= Problem to solve =
Drop the images; return everything else in the listing below exactly.

Records excerpted from a collection:

━━━━━━━━━━━━━━━━━━━━

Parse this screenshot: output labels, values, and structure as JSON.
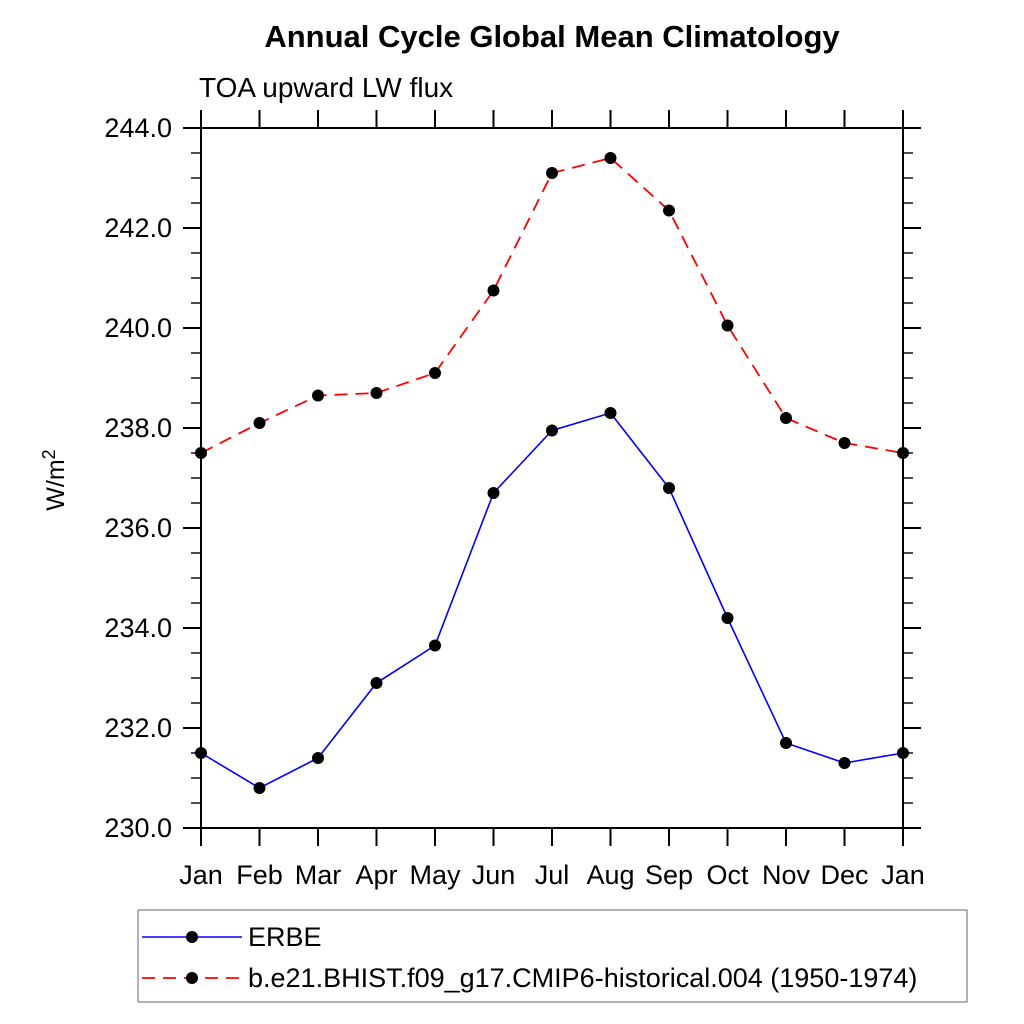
{
  "chart_data": {
    "type": "line",
    "title": "Annual Cycle Global Mean Climatology",
    "subtitle": "TOA upward LW flux",
    "ylabel_base": "W/m",
    "ylabel_sup": "2",
    "categories": [
      "Jan",
      "Feb",
      "Mar",
      "Apr",
      "May",
      "Jun",
      "Jul",
      "Aug",
      "Sep",
      "Oct",
      "Nov",
      "Dec",
      "Jan"
    ],
    "ylim": [
      230.0,
      244.0
    ],
    "ytick_major": 2.0,
    "ytick_minor": 0.5,
    "ytick_decimals": 1,
    "grid": false,
    "legend_position": "bottom-left",
    "axis_color": "#000000",
    "marker_color": "#000000",
    "legend_border_color": "#999999",
    "series": [
      {
        "name": "ERBE",
        "line_color": "#0000ff",
        "line_style": "solid",
        "values": [
          231.5,
          230.8,
          231.4,
          232.9,
          233.65,
          236.7,
          237.95,
          238.3,
          236.8,
          234.2,
          231.7,
          231.3,
          231.5
        ]
      },
      {
        "name": "b.e21.BHIST.f09_g17.CMIP6-historical.004 (1950-1974)",
        "line_color": "#ff0000",
        "line_style": "dashed",
        "values": [
          237.5,
          238.1,
          238.65,
          238.7,
          239.1,
          240.75,
          243.1,
          243.4,
          242.35,
          240.05,
          238.2,
          237.7,
          237.5
        ]
      }
    ]
  }
}
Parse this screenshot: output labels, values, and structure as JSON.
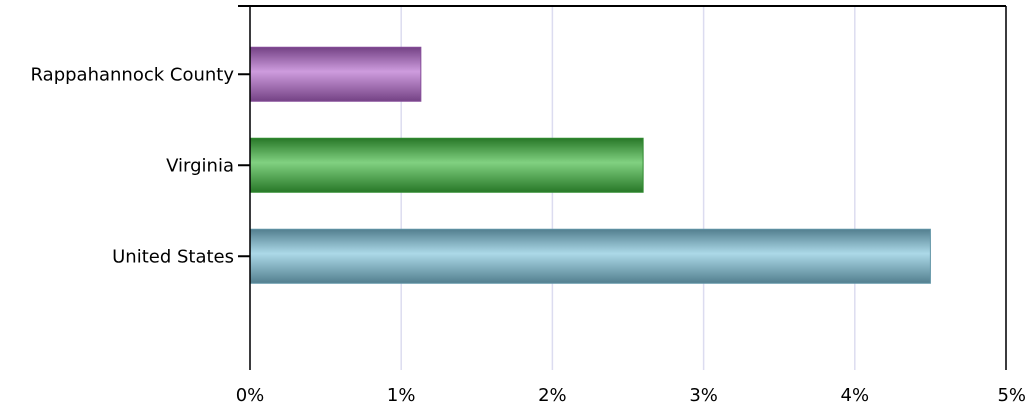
{
  "chart_data": {
    "type": "bar",
    "orientation": "horizontal",
    "categories": [
      "Rappahannock County",
      "Virginia",
      "United States"
    ],
    "values": [
      1.13,
      2.6,
      4.5
    ],
    "colors": [
      "#b366cc",
      "#3db83d",
      "#7fc4dc"
    ],
    "xlim": [
      0,
      5
    ],
    "xticks": [
      "0%",
      "1%",
      "2%",
      "3%",
      "4%",
      "5%"
    ],
    "grid": true,
    "title": "",
    "xlabel": "",
    "ylabel": ""
  }
}
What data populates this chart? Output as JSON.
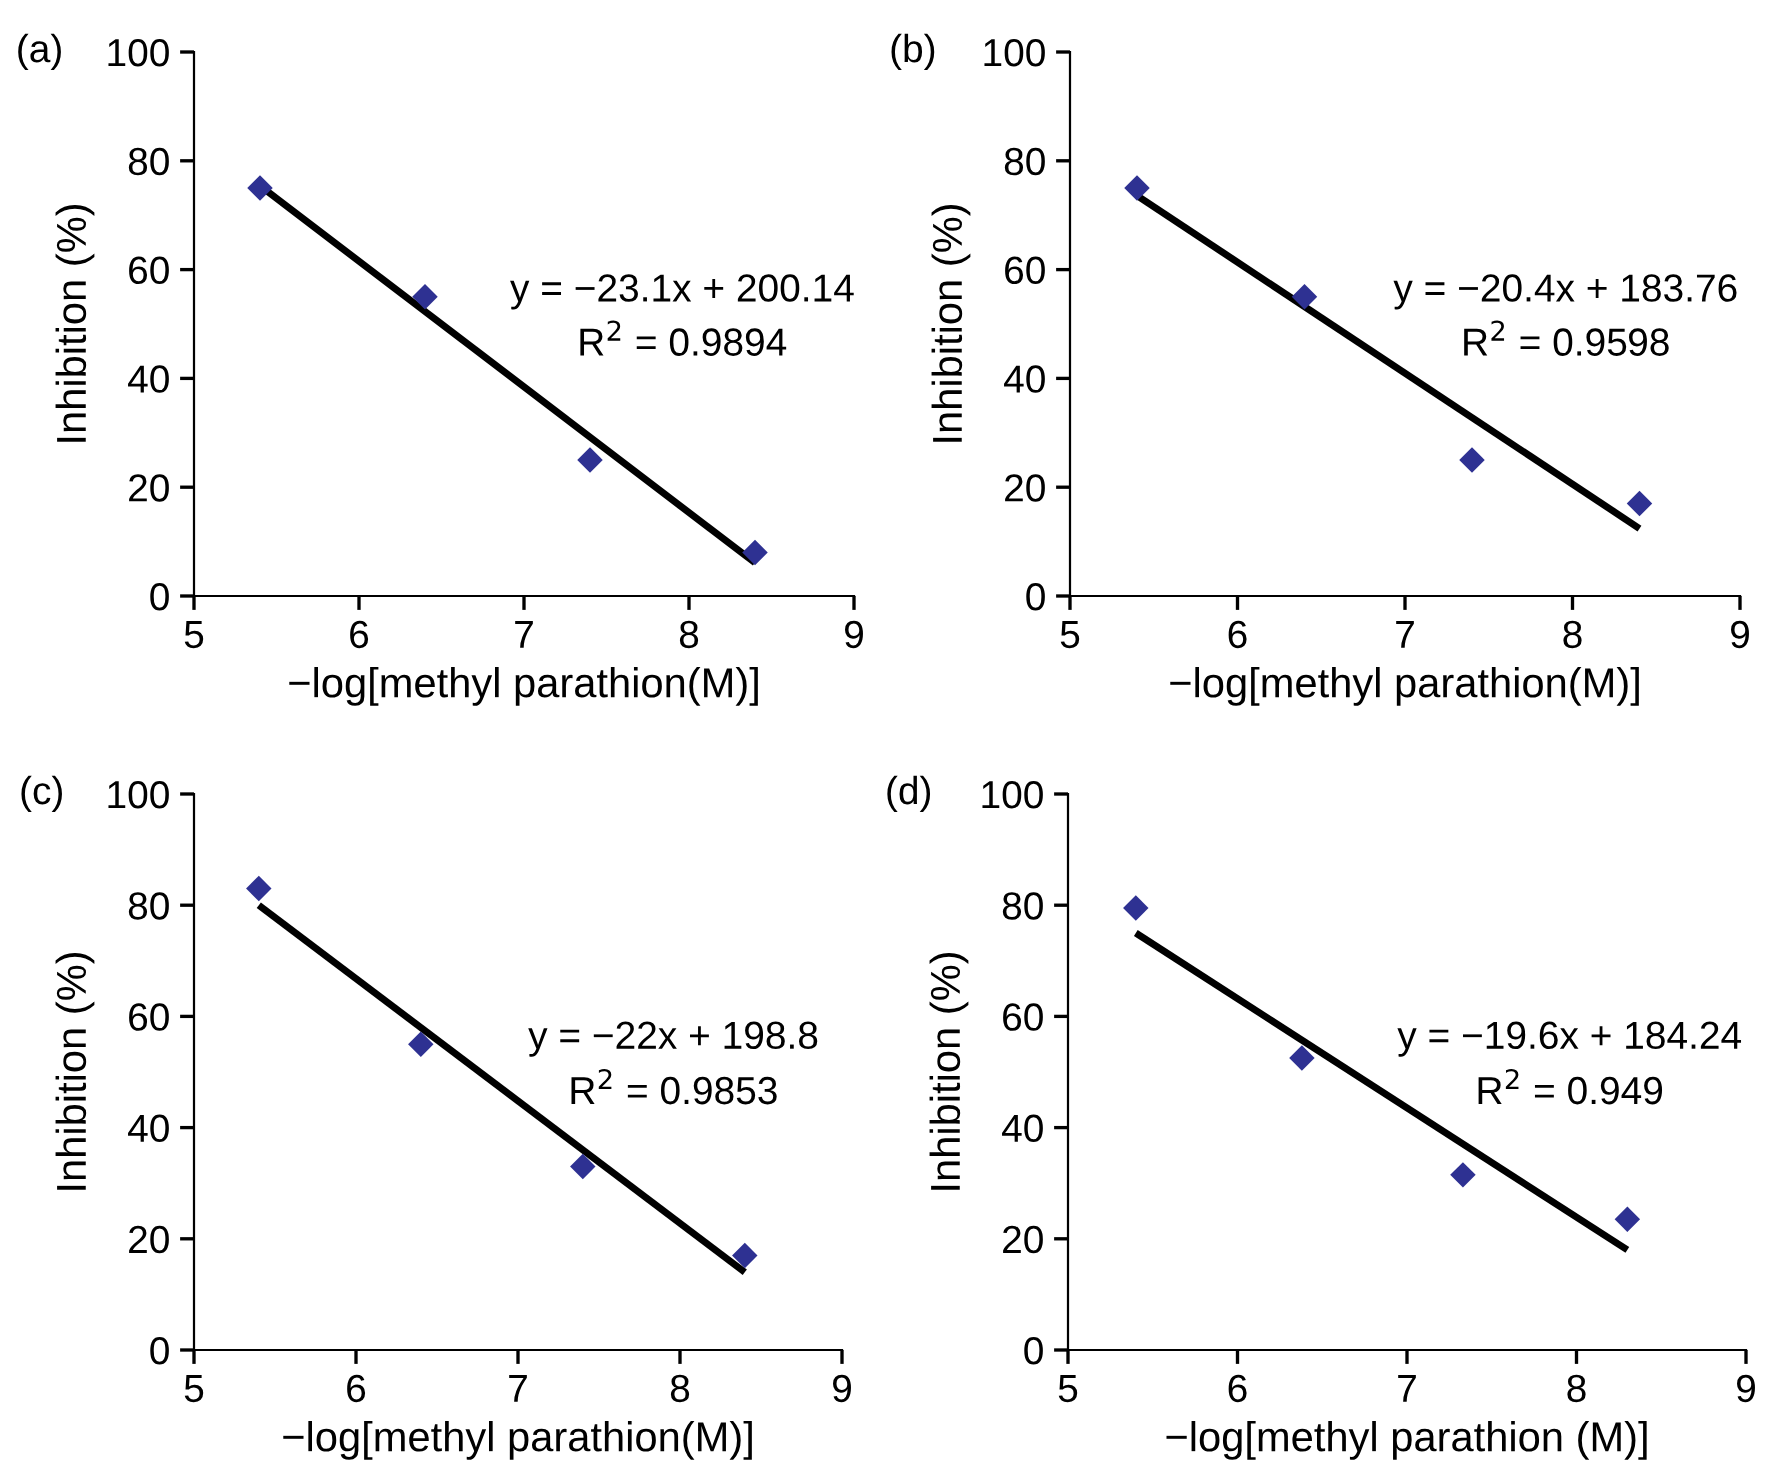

━━━━━━━━━━━━━━━━━━━━

= Answer to this problem =
Parse this screenshot: output labels, values, and structure as JSON.
{
  "chart_data": {
    "type": "line",
    "title": "Annual Cycle Global Mean Climatology",
    "subtitle": "TOA upward LW flux",
    "ylabel_base": "W/m",
    "ylabel_sup": "2",
    "categories": [
      "Jan",
      "Feb",
      "Mar",
      "Apr",
      "May",
      "Jun",
      "Jul",
      "Aug",
      "Sep",
      "Oct",
      "Nov",
      "Dec",
      "Jan"
    ],
    "ylim": [
      230.0,
      244.0
    ],
    "ytick_major": 2.0,
    "ytick_minor": 0.5,
    "ytick_decimals": 1,
    "grid": false,
    "legend_position": "bottom-left",
    "axis_color": "#000000",
    "marker_color": "#000000",
    "legend_border_color": "#999999",
    "series": [
      {
        "name": "ERBE",
        "line_color": "#0000ff",
        "line_style": "solid",
        "values": [
          231.5,
          230.8,
          231.4,
          232.9,
          233.65,
          236.7,
          237.95,
          238.3,
          236.8,
          234.2,
          231.7,
          231.3,
          231.5
        ]
      },
      {
        "name": "b.e21.BHIST.f09_g17.CMIP6-historical.004 (1950-1974)",
        "line_color": "#ff0000",
        "line_style": "dashed",
        "values": [
          237.5,
          238.1,
          238.65,
          238.7,
          239.1,
          240.75,
          243.1,
          243.4,
          242.35,
          240.05,
          238.2,
          237.7,
          237.5
        ]
      }
    ]
  }
}
Parse this screenshot: output labels, values, and structure as JSON.
{
  "chart_data": {
    "type": "bar",
    "orientation": "horizontal",
    "categories": [
      "Rappahannock County",
      "Virginia",
      "United States"
    ],
    "values": [
      1.13,
      2.6,
      4.5
    ],
    "colors": [
      "#b366cc",
      "#3db83d",
      "#7fc4dc"
    ],
    "xlim": [
      0,
      5
    ],
    "xticks": [
      "0%",
      "1%",
      "2%",
      "3%",
      "4%",
      "5%"
    ],
    "grid": true,
    "title": "",
    "xlabel": "",
    "ylabel": ""
  }
}
What data populates this chart? Output as JSON.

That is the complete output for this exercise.